State the number of lines where "Facebook" appears. Add nothing else.
#####
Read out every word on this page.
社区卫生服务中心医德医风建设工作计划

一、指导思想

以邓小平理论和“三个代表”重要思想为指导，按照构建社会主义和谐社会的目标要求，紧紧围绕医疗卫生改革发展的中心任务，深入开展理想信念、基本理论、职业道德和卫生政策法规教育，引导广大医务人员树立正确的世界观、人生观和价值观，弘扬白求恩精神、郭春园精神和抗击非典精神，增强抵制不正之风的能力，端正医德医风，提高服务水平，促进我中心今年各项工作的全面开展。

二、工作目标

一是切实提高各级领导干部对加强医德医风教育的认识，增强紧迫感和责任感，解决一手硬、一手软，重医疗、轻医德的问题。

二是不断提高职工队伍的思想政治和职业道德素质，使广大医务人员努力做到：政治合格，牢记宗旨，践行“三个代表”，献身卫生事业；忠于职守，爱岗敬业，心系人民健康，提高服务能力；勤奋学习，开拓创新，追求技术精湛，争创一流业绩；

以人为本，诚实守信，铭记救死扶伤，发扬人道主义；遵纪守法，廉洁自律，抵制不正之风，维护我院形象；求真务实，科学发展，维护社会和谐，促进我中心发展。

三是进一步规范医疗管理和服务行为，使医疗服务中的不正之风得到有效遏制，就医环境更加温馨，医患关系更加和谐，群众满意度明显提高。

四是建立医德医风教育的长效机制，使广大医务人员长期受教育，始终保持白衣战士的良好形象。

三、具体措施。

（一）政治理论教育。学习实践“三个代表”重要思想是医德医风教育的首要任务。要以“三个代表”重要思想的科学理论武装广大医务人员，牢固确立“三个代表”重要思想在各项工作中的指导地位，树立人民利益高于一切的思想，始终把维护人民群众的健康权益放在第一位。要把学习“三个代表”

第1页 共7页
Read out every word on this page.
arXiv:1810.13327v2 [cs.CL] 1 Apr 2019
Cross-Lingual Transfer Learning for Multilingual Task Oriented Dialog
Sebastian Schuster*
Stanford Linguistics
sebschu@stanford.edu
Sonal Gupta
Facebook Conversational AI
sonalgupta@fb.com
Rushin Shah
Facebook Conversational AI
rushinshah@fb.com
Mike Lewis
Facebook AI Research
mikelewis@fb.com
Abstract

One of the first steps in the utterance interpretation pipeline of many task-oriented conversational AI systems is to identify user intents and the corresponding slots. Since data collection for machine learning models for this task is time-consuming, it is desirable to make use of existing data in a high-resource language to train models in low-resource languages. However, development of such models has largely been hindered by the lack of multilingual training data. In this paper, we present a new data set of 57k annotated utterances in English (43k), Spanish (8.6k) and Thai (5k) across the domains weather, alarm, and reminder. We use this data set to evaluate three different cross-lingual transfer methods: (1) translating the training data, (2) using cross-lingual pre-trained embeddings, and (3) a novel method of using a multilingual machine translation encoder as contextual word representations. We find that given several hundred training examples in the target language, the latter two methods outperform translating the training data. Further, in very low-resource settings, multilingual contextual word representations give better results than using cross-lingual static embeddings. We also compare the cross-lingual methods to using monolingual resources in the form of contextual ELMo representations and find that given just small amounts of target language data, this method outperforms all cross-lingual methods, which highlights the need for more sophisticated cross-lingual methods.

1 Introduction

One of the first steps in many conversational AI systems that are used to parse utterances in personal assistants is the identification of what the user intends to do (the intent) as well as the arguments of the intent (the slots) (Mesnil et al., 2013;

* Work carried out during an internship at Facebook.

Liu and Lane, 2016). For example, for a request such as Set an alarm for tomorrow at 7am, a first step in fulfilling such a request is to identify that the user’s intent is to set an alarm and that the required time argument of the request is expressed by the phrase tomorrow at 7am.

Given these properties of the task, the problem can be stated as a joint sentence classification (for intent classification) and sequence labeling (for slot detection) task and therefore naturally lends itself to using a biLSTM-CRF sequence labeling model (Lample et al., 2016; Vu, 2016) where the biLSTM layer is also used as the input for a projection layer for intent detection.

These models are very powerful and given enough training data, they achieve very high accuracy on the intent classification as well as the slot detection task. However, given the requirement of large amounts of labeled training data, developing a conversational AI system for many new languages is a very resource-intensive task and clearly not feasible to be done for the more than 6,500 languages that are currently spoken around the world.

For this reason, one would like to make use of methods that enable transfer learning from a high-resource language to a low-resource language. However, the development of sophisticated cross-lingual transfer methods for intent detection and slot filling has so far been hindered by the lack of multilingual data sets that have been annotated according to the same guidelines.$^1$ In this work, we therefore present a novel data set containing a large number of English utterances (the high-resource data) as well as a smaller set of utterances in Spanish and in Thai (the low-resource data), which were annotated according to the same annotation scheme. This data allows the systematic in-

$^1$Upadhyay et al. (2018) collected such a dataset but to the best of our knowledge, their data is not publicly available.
#####
> _Output for this task_: 4